TASK STATEMENT: Produce an exact copy of the lines from the line containing "Enumerate this screenshot's" through the last line of the listing below, both ends included, and nothing else.

EXTRACTED INFORMATION:
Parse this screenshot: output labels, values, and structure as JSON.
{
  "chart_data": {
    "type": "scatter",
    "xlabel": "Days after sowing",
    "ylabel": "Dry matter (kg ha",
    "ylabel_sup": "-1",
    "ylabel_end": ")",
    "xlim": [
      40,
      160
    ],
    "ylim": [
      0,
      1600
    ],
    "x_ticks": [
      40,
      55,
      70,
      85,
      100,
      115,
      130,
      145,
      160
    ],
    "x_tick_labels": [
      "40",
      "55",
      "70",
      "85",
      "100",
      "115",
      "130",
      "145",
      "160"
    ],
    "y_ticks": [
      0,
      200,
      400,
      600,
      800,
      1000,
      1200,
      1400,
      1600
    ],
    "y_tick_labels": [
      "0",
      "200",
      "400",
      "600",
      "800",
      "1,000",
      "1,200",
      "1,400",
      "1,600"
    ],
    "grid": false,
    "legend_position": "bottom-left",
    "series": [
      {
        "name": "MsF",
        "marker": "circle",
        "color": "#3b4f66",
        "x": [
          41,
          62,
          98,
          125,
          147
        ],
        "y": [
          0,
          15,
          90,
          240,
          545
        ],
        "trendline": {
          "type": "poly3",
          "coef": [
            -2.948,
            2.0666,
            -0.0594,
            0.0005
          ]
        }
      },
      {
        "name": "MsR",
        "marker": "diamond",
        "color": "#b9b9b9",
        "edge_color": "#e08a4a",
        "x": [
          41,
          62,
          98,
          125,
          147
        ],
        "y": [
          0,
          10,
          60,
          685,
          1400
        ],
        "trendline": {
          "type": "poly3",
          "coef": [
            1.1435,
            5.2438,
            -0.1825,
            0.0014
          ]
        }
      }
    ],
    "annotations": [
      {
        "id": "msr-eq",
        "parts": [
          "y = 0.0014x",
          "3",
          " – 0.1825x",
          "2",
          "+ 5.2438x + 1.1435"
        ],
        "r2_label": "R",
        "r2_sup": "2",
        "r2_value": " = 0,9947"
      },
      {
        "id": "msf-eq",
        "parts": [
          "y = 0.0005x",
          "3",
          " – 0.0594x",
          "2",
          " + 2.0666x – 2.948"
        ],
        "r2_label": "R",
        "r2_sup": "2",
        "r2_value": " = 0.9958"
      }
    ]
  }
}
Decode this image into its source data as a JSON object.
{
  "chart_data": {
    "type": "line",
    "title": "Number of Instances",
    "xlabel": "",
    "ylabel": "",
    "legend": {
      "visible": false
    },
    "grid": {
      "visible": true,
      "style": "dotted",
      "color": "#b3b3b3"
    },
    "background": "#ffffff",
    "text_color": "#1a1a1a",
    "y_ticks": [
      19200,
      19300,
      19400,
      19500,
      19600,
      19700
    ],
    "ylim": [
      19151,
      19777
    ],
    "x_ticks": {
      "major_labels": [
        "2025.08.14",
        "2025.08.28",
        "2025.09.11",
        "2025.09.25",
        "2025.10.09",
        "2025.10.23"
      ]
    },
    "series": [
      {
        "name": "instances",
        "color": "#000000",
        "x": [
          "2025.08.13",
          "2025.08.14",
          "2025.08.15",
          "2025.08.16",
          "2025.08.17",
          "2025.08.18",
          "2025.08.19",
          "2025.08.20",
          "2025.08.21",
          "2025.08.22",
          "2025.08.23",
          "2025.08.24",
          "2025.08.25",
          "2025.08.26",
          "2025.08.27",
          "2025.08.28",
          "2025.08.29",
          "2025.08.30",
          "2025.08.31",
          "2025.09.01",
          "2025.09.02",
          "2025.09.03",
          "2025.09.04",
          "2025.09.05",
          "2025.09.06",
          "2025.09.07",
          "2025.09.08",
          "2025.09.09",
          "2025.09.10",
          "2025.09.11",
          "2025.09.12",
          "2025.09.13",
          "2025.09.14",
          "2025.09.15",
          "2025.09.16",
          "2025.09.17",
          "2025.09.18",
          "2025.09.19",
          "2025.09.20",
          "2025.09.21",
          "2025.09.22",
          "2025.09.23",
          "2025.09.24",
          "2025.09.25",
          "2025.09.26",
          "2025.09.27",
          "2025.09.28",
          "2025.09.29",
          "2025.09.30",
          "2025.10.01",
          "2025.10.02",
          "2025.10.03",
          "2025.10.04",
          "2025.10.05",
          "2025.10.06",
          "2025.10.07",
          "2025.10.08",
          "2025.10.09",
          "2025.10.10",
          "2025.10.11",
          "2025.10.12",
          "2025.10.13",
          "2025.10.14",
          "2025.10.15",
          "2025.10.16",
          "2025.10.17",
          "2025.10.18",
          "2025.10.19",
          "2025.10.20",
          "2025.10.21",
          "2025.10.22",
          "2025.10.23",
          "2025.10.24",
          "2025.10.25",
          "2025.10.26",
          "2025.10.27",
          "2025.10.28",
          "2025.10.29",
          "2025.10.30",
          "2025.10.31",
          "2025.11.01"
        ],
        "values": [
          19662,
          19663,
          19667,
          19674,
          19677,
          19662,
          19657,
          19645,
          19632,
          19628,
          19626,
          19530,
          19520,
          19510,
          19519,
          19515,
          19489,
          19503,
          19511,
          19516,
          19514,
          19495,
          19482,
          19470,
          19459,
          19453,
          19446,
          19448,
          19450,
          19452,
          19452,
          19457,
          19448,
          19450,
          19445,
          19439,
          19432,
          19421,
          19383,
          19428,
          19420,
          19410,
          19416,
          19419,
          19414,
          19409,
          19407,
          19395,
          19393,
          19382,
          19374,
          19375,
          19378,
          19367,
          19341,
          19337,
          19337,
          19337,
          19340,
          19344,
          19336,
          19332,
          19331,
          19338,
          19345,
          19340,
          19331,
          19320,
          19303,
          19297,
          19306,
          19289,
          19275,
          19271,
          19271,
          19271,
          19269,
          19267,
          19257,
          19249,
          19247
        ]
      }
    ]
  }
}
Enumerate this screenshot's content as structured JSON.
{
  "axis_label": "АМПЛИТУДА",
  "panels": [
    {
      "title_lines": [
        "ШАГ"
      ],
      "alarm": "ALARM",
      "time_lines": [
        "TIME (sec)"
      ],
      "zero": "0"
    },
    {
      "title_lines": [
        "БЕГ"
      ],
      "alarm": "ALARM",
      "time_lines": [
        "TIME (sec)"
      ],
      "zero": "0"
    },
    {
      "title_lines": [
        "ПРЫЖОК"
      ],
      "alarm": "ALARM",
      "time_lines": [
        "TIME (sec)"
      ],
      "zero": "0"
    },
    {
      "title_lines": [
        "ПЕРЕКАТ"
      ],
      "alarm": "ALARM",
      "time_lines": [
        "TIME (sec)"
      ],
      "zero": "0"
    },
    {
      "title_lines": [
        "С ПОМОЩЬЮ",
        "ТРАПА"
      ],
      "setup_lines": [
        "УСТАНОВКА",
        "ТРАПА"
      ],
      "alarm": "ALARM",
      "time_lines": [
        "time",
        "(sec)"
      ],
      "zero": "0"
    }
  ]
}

FULL OUTPUT:
Enumerate this screenshot's content as structured JSON.
{
  "axis_label": "АМПЛИТУДА",
  "panels": [
    {
      "title_lines": [
        "ШАГ"
      ],
      "alarm": "ALARM",
      "time_lines": [
        "TIME (sec)"
      ],
      "zero": "0"
    },
    {
      "title_lines": [
        "БЕГ"
      ],
      "alarm": "ALARM",
      "time_lines": [
        "TIME (sec)"
      ],
      "zero": "0"
    },
    {
      "title_lines": [
        "ПРЫЖОК"
      ],
      "alarm": "ALARM",
      "time_lines": [
        "TIME (sec)"
      ],
      "zero": "0"
    },
    {
      "title_lines": [
        "ПЕРЕКАТ"
      ],
      "alarm": "ALARM",
      "time_lines": [
        "TIME (sec)"
      ],
      "zero": "0"
    },
    {
      "title_lines": [
        "С ПОМОЩЬЮ",
        "ТРАПА"
      ],
      "setup_lines": [
        "УСТАНОВКА",
        "ТРАПА"
      ],
      "alarm": "ALARM",
      "time_lines": [
        "time",
        "(sec)"
      ],
      "zero": "0"
    }
  ]
}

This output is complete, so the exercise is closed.